* Records for processing:

⟨

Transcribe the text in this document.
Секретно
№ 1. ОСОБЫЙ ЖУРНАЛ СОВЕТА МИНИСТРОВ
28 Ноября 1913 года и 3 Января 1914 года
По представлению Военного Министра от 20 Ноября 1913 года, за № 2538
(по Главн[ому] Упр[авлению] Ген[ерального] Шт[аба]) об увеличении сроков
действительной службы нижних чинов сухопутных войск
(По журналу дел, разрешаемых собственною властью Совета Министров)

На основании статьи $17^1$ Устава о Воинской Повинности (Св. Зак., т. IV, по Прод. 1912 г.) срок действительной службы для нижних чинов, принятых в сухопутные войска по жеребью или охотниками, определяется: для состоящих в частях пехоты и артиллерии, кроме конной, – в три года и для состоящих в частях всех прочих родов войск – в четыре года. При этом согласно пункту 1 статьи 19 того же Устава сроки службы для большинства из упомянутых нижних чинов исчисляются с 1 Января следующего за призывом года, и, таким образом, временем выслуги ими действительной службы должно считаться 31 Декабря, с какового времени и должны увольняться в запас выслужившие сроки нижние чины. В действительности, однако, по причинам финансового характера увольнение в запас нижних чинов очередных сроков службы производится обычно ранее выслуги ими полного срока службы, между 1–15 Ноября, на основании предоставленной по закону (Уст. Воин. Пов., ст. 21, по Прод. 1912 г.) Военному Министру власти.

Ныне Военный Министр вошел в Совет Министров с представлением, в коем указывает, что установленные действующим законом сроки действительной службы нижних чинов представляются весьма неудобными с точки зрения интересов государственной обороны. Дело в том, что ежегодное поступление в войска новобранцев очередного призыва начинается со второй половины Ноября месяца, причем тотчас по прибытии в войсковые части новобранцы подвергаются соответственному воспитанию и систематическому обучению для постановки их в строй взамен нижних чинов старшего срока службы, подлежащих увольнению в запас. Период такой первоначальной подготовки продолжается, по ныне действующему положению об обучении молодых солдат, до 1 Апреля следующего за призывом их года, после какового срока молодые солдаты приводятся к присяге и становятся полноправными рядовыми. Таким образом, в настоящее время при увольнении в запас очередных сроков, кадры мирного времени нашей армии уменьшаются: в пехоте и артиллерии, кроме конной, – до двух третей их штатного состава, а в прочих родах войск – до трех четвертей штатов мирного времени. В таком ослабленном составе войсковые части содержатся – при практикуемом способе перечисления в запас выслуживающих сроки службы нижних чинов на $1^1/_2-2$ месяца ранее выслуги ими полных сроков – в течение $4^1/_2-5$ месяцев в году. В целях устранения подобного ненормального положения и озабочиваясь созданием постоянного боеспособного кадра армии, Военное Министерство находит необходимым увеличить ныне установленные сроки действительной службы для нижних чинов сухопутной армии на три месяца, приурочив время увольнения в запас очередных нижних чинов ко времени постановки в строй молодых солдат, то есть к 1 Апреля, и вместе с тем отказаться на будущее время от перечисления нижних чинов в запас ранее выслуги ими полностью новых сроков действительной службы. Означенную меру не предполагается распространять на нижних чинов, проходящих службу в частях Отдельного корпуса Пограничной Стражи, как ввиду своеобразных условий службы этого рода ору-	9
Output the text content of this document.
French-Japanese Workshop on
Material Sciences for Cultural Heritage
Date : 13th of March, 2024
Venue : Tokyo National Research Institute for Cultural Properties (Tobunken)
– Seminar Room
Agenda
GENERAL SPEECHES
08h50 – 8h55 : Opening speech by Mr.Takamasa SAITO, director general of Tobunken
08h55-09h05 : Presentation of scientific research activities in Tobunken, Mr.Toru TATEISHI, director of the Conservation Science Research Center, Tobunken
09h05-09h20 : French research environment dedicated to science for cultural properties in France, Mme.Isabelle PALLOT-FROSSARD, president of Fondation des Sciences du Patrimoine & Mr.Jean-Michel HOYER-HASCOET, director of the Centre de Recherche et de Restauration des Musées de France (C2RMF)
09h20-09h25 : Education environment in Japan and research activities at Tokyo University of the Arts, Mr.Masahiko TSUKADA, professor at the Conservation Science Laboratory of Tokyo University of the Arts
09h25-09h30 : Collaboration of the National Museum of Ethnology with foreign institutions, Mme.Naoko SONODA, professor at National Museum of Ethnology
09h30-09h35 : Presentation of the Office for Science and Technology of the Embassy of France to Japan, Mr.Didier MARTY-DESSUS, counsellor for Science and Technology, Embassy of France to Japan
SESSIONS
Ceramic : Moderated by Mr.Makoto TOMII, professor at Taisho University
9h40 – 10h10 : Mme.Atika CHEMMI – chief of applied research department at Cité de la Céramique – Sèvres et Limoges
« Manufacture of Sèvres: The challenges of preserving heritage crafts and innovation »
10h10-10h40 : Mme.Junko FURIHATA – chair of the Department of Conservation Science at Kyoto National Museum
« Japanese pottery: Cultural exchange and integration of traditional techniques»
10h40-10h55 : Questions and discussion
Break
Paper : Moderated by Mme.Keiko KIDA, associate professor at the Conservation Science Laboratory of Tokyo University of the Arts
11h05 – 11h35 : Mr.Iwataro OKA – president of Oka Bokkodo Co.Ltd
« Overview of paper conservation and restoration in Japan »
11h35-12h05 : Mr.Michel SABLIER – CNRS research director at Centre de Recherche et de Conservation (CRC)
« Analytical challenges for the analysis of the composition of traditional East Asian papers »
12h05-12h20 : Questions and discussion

⟩

Print the records above in full, exactly.

Transcribe the text in this document.
Секретно
№ 1. ОСОБЫЙ ЖУРНАЛ СОВЕТА МИНИСТРОВ
28 Ноября 1913 года и 3 Января 1914 года
По представлению Военного Министра от 20 Ноября 1913 года, за № 2538
(по Главн[ому] Упр[авлению] Ген[ерального] Шт[аба]) об увеличении сроков
действительной службы нижних чинов сухопутных войск
(По журналу дел, разрешаемых собственною властью Совета Министров)

На основании статьи $17^1$ Устава о Воинской Повинности (Св. Зак., т. IV, по Прод. 1912 г.) срок действительной службы для нижних чинов, принятых в сухопутные войска по жеребью или охотниками, определяется: для состоящих в частях пехоты и артиллерии, кроме конной, – в три года и для состоящих в частях всех прочих родов войск – в четыре года. При этом согласно пункту 1 статьи 19 того же Устава сроки службы для большинства из упомянутых нижних чинов исчисляются с 1 Января следующего за призывом года, и, таким образом, временем выслуги ими действительной службы должно считаться 31 Декабря, с какового времени и должны увольняться в запас выслужившие сроки нижние чины. В действительности, однако, по причинам финансового характера увольнение в запас нижних чинов очередных сроков службы производится обычно ранее выслуги ими полного срока службы, между 1–15 Ноября, на основании предоставленной по закону (Уст. Воин. Пов., ст. 21, по Прод. 1912 г.) Военному Министру власти.

Ныне Военный Министр вошел в Совет Министров с представлением, в коем указывает, что установленные действующим законом сроки действительной службы нижних чинов представляются весьма неудобными с точки зрения интересов государственной обороны. Дело в том, что ежегодное поступление в войска новобранцев очередного призыва начинается со второй половины Ноября месяца, причем тотчас по прибытии в войсковые части новобранцы подвергаются соответственному воспитанию и систематическому обучению для постановки их в строй взамен нижних чинов старшего срока службы, подлежащих увольнению в запас. Период такой первоначальной подготовки продолжается, по ныне действующему положению об обучении молодых солдат, до 1 Апреля следующего за призывом их года, после какового срока молодые солдаты приводятся к присяге и становятся полноправными рядовыми. Таким образом, в настоящее время при увольнении в запас очередных сроков, кадры мирного времени нашей армии уменьшаются: в пехоте и артиллерии, кроме конной, – до двух третей их штатного состава, а в прочих родах войск – до трех четвертей штатов мирного времени. В таком ослабленном составе войсковые части содержатся – при практикуемом способе перечисления в запас выслуживающих сроки службы нижних чинов на $1^1/_2-2$ месяца ранее выслуги ими полных сроков – в течение $4^1/_2-5$ месяцев в году. В целях устранения подобного ненормального положения и озабочиваясь созданием постоянного боеспособного кадра армии, Военное Министерство находит необходимым увеличить ныне установленные сроки действительной службы для нижних чинов сухопутной армии на три месяца, приурочив время увольнения в запас очередных нижних чинов ко времени постановки в строй молодых солдат, то есть к 1 Апреля, и вместе с тем отказаться на будущее время от перечисления нижних чинов в запас ранее выслуги ими полностью новых сроков действительной службы. Означенную меру не предполагается распространять на нижних чинов, проходящих службу в частях Отдельного корпуса Пограничной Стражи, как ввиду своеобразных условий службы этого рода ору-	9
Output the text content of this document.
French-Japanese Workshop on
Material Sciences for Cultural Heritage
Date : 13th of March, 2024
Venue : Tokyo National Research Institute for Cultural Properties (Tobunken)
– Seminar Room
Agenda
GENERAL SPEECHES
08h50 – 8h55 : Opening speech by Mr.Takamasa SAITO, director general of Tobunken
08h55-09h05 : Presentation of scientific research activities in Tobunken, Mr.Toru TATEISHI, director of the Conservation Science Research Center, Tobunken
09h05-09h20 : French research environment dedicated to science for cultural properties in France, Mme.Isabelle PALLOT-FROSSARD, president of Fondation des Sciences du Patrimoine & Mr.Jean-Michel HOYER-HASCOET, director of the Centre de Recherche et de Restauration des Musées de France (C2RMF)
09h20-09h25 : Education environment in Japan and research activities at Tokyo University of the Arts, Mr.Masahiko TSUKADA, professor at the Conservation Science Laboratory of Tokyo University of the Arts
09h25-09h30 : Collaboration of the National Museum of Ethnology with foreign institutions, Mme.Naoko SONODA, professor at National Museum of Ethnology
09h30-09h35 : Presentation of the Office for Science and Technology of the Embassy of France to Japan, Mr.Didier MARTY-DESSUS, counsellor for Science and Technology, Embassy of France to Japan
SESSIONS
Ceramic : Moderated by Mr.Makoto TOMII, professor at Taisho University
9h40 – 10h10 : Mme.Atika CHEMMI – chief of applied research department at Cité de la Céramique – Sèvres et Limoges
« Manufacture of Sèvres: The challenges of preserving heritage crafts and innovation »
10h10-10h40 : Mme.Junko FURIHATA – chair of the Department of Conservation Science at Kyoto National Museum
« Japanese pottery: Cultural exchange and integration of traditional techniques»
10h40-10h55 : Questions and discussion
Break
Paper : Moderated by Mme.Keiko KIDA, associate professor at the Conservation Science Laboratory of Tokyo University of the Arts
11h05 – 11h35 : Mr.Iwataro OKA – president of Oka Bokkodo Co.Ltd
« Overview of paper conservation and restoration in Japan »
11h35-12h05 : Mr.Michel SABLIER – CNRS research director at Centre de Recherche et de Conservation (CRC)
« Analytical challenges for the analysis of the composition of traditional East Asian papers »
12h05-12h20 : Questions and discussion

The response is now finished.